_Requirement_. Sift the material for lines containing "Department", and return them.

++++++

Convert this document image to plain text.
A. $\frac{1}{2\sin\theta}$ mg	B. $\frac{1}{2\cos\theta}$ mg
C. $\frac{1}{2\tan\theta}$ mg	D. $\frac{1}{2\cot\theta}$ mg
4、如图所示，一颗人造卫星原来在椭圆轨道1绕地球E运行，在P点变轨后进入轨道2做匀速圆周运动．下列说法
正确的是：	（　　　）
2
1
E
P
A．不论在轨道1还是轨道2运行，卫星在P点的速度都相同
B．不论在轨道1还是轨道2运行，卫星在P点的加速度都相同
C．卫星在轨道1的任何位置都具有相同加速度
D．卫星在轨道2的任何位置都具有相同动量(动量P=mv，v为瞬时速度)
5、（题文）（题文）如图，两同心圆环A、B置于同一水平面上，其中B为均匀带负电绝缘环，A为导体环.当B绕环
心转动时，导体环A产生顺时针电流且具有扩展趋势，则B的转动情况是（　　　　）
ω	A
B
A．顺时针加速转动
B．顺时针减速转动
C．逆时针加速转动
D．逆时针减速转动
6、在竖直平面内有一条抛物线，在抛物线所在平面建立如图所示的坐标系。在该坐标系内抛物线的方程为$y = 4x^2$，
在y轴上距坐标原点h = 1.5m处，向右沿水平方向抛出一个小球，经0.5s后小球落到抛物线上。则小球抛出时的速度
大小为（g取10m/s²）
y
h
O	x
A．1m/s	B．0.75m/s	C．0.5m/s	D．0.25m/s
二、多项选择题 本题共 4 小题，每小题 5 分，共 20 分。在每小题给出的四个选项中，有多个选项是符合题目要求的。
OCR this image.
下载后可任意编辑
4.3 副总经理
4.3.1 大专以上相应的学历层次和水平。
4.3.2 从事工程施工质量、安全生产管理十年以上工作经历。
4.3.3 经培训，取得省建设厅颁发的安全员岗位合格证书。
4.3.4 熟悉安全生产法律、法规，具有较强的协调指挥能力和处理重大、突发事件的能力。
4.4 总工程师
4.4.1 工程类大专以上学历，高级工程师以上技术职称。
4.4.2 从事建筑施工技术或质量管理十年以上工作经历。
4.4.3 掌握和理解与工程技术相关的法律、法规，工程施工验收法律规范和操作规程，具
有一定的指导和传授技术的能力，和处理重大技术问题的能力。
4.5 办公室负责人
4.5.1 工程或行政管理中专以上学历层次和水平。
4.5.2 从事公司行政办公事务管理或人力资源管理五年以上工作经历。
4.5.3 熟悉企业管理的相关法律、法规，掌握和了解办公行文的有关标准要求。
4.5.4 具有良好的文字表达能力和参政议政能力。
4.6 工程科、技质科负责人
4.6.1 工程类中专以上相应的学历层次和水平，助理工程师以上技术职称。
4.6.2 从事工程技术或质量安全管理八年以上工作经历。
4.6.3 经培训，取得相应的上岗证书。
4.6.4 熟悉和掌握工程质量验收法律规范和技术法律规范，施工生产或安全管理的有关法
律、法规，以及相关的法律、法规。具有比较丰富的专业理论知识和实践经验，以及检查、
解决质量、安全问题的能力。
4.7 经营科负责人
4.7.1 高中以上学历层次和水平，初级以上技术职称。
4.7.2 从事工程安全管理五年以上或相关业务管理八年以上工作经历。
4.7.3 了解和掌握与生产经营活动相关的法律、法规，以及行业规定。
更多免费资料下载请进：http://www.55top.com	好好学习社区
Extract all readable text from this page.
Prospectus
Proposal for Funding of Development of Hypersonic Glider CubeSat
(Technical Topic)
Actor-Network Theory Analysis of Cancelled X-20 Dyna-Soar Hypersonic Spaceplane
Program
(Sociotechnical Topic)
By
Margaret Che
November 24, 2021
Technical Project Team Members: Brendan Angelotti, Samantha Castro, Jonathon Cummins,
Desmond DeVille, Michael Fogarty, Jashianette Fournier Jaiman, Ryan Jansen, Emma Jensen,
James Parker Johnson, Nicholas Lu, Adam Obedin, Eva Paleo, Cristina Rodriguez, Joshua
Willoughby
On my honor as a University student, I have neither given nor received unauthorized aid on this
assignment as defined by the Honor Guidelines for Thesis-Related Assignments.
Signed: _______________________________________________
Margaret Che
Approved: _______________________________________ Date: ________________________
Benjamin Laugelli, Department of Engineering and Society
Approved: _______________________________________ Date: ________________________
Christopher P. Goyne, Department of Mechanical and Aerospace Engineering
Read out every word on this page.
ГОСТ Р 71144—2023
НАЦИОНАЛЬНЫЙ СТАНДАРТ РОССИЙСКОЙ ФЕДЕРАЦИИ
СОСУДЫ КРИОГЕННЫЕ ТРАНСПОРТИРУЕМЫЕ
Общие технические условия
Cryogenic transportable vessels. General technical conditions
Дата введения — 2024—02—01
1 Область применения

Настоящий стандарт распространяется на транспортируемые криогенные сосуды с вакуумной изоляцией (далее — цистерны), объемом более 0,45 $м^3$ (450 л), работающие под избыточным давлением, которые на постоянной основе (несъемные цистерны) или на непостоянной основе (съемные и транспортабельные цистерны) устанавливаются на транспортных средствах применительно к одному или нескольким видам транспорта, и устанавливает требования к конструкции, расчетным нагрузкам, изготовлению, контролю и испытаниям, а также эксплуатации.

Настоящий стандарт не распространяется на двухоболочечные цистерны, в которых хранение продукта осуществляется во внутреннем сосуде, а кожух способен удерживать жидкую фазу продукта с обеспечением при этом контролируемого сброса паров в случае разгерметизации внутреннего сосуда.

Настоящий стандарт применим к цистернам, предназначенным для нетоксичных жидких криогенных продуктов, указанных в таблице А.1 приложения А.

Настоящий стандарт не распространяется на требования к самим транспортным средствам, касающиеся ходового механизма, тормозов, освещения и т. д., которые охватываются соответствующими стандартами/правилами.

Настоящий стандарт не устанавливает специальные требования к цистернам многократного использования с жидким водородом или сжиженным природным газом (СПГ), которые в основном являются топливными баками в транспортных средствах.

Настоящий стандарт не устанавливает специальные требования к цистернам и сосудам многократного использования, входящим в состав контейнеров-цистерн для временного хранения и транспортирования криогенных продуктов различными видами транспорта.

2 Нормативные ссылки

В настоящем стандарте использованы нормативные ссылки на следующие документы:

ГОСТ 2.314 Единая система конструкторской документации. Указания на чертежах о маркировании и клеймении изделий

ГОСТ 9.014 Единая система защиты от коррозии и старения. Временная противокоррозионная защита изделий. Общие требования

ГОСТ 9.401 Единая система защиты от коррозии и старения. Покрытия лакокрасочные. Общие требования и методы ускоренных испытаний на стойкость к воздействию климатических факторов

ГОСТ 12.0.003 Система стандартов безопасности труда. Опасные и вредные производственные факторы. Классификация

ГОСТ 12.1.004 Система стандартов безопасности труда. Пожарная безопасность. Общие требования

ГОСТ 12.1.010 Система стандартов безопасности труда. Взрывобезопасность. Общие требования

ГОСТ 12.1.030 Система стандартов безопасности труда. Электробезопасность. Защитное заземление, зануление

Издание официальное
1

++++++

_Written answer_.
Benjamin Laugelli, Department of Engineering and Society
Christopher P. Goyne, Department of Mechanical and Aerospace Engineering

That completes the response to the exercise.